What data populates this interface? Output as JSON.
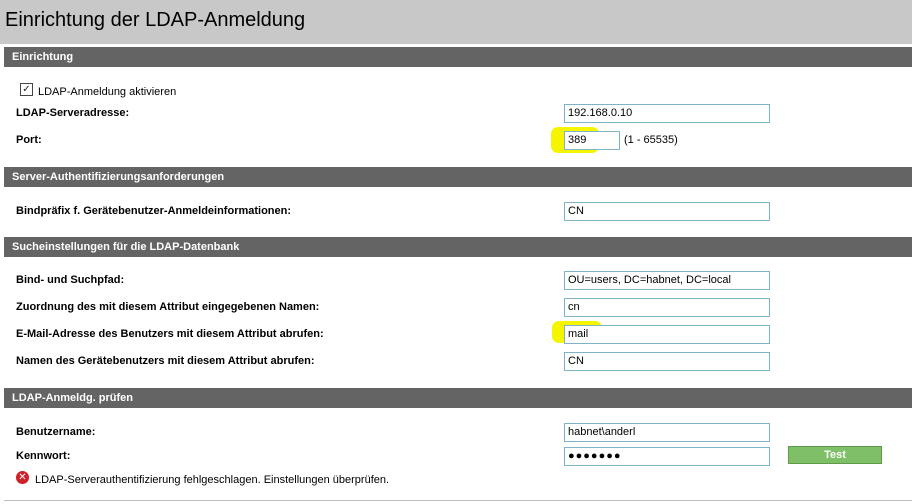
{
  "page": {
    "title": "Einrichtung der LDAP-Anmeldung"
  },
  "sections": {
    "setup": "Einrichtung",
    "server_auth": "Server-Authentifizierungsanforderungen",
    "search": "Sucheinstellungen für die LDAP-Datenbank",
    "test": "LDAP-Anmeldg. prüfen"
  },
  "setup": {
    "enable_label": "LDAP-Anmeldung aktivieren",
    "enable_checked": true,
    "server_label": "LDAP-Serveradresse:",
    "server_value": "192.168.0.10",
    "port_label": "Port:",
    "port_value": "389",
    "port_range": "(1 - 65535)"
  },
  "server_auth": {
    "bind_prefix_label": "Bindpräfix f. Gerätebenutzer-Anmeldeinformationen:",
    "bind_prefix_value": "CN"
  },
  "search": {
    "path_label": "Bind- und Suchpfad:",
    "path_value": "OU=users, DC=habnet, DC=local",
    "name_attr_label": "Zuordnung des mit diesem Attribut eingegebenen Namen:",
    "name_attr_value": "cn",
    "email_attr_label": "E-Mail-Adresse des Benutzers mit diesem Attribut abrufen:",
    "email_attr_value": "mail",
    "device_user_label": "Namen des Gerätebenutzers mit diesem Attribut abrufen:",
    "device_user_value": "CN"
  },
  "test": {
    "username_label": "Benutzername:",
    "username_value": "habnet\\anderl",
    "password_label": "Kennwort:",
    "password_value": "●●●●●●●",
    "test_button": "Test",
    "error_message": "LDAP-Serverauthentifizierung fehlgeschlagen. Einstellungen überprüfen."
  },
  "colors": {
    "section_header_bg": "#646464",
    "titlebar_bg": "#c8c8c8",
    "highlight": "#f5f500",
    "test_button_bg": "#7fbf68",
    "error_icon": "#d0202a"
  },
  "icons": {
    "checkbox": "check-icon",
    "error": "error-x-icon"
  }
}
◆ ◆ ◆
> _TO DO_: Output a faithful copy of the data, with each picture left out.

> _ANSWER IN FULL_:
What data populates this interface? Output as JSON.
{
  "page": {
    "title": "Einrichtung der LDAP-Anmeldung"
  },
  "sections": {
    "setup": "Einrichtung",
    "server_auth": "Server-Authentifizierungsanforderungen",
    "search": "Sucheinstellungen für die LDAP-Datenbank",
    "test": "LDAP-Anmeldg. prüfen"
  },
  "setup": {
    "enable_label": "LDAP-Anmeldung aktivieren",
    "enable_checked": true,
    "server_label": "LDAP-Serveradresse:",
    "server_value": "192.168.0.10",
    "port_label": "Port:",
    "port_value": "389",
    "port_range": "(1 - 65535)"
  },
  "server_auth": {
    "bind_prefix_label": "Bindpräfix f. Gerätebenutzer-Anmeldeinformationen:",
    "bind_prefix_value": "CN"
  },
  "search": {
    "path_label": "Bind- und Suchpfad:",
    "path_value": "OU=users, DC=habnet, DC=local",
    "name_attr_label": "Zuordnung des mit diesem Attribut eingegebenen Namen:",
    "name_attr_value": "cn",
    "email_attr_label": "E-Mail-Adresse des Benutzers mit diesem Attribut abrufen:",
    "email_attr_value": "mail",
    "device_user_label": "Namen des Gerätebenutzers mit diesem Attribut abrufen:",
    "device_user_value": "CN"
  },
  "test": {
    "username_label": "Benutzername:",
    "username_value": "habnet\\anderl",
    "password_label": "Kennwort:",
    "password_value": "●●●●●●●",
    "test_button": "Test",
    "error_message": "LDAP-Serverauthentifizierung fehlgeschlagen. Einstellungen überprüfen."
  },
  "colors": {
    "section_header_bg": "#646464",
    "titlebar_bg": "#c8c8c8",
    "highlight": "#f5f500",
    "test_button_bg": "#7fbf68",
    "error_icon": "#d0202a"
  },
  "icons": {
    "checkbox": "check-icon",
    "error": "error-x-icon"
  }
}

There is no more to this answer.